● **Exercise details**
Looking at the listing beneath, work out how many lines hold "kano" and report only that figure.

----- Provided records -----

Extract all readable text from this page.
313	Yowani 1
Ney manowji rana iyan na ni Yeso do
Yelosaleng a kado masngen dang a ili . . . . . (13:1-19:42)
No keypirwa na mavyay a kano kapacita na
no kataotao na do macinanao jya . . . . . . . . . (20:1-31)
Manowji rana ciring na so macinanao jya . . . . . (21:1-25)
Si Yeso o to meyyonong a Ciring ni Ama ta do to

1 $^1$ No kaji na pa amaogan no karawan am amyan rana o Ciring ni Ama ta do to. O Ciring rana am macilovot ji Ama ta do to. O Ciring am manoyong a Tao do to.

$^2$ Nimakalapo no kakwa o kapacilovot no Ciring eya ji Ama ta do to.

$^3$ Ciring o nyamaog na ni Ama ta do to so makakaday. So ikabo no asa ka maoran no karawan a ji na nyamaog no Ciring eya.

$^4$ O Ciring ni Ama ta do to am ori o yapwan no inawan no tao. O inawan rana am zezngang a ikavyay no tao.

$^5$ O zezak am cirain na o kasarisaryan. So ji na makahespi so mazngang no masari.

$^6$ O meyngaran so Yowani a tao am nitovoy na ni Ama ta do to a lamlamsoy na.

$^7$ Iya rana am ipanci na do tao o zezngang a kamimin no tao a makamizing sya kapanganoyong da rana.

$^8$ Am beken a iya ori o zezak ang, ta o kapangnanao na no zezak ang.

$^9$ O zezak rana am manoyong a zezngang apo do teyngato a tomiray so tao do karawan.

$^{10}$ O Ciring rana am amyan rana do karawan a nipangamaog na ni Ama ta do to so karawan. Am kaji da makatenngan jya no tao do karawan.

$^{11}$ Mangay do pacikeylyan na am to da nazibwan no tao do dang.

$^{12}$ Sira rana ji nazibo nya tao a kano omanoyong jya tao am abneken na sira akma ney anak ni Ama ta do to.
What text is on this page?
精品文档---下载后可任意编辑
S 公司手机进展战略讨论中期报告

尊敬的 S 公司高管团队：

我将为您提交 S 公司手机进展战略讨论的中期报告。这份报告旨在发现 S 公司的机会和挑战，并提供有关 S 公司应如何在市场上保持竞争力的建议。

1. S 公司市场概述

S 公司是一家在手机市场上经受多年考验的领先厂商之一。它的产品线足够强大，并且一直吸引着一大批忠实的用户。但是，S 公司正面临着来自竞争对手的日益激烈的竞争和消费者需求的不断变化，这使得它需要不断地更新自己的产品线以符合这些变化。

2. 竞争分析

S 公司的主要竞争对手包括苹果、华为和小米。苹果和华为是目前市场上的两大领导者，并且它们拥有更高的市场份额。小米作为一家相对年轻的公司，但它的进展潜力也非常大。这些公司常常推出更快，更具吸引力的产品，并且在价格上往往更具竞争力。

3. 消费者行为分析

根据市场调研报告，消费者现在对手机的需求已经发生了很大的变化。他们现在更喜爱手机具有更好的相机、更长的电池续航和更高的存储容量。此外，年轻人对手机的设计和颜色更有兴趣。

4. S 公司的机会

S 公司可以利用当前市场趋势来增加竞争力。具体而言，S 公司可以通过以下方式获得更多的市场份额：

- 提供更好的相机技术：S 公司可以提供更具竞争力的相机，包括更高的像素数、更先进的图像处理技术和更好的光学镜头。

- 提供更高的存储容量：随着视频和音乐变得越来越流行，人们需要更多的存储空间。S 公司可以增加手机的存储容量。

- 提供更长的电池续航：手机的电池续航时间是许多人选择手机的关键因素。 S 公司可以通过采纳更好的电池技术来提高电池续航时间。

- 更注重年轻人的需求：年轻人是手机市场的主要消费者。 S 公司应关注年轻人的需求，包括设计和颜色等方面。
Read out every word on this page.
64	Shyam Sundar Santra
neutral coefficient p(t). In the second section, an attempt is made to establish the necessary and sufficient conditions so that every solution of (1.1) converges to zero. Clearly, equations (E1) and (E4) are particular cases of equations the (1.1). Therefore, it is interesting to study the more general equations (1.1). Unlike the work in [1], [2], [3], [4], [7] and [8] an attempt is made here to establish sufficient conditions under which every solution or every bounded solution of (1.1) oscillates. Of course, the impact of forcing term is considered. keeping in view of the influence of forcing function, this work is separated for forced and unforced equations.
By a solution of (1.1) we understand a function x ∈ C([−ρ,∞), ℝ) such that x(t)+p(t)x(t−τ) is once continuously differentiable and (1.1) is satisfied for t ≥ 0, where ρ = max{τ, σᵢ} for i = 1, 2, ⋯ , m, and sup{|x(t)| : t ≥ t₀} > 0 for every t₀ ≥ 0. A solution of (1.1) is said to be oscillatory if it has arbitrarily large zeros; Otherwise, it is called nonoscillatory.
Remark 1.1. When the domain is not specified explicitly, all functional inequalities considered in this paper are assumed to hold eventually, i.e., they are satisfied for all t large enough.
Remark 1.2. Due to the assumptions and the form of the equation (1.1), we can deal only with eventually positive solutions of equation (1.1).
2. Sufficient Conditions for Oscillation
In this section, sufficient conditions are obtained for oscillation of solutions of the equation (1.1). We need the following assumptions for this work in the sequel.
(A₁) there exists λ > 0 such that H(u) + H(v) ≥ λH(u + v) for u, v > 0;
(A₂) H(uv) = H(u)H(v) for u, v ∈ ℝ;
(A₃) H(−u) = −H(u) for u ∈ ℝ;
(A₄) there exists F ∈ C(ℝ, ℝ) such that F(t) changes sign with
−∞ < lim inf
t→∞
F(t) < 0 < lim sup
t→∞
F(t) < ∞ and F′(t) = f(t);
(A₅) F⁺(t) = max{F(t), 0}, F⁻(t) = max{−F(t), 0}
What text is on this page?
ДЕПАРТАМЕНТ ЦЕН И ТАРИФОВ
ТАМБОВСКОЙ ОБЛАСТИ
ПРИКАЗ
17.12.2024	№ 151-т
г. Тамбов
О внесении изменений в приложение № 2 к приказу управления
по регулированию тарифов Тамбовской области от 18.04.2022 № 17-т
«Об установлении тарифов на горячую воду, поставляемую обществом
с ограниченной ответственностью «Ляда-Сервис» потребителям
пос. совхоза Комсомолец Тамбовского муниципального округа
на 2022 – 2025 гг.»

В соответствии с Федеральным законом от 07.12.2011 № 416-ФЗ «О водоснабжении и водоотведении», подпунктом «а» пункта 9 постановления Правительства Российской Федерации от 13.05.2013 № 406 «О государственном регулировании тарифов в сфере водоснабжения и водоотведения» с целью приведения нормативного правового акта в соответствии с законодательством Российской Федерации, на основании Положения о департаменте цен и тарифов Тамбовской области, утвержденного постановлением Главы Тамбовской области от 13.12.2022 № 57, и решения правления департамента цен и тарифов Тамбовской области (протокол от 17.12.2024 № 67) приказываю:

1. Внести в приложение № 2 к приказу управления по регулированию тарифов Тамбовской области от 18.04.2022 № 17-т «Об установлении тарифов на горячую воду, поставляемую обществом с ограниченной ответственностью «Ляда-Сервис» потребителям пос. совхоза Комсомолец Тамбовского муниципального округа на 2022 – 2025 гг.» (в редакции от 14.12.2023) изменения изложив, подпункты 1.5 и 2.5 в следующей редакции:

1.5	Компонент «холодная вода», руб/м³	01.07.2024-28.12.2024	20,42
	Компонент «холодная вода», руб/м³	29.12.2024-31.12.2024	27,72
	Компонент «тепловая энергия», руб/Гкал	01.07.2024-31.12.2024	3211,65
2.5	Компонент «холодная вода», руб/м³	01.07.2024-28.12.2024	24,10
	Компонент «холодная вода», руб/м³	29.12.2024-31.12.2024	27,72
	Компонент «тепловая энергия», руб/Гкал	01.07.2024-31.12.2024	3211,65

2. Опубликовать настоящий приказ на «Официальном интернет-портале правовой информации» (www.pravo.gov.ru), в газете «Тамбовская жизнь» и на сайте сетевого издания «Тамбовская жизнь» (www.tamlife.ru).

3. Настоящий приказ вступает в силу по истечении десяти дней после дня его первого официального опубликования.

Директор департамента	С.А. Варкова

-----

● **Answer to this task**
2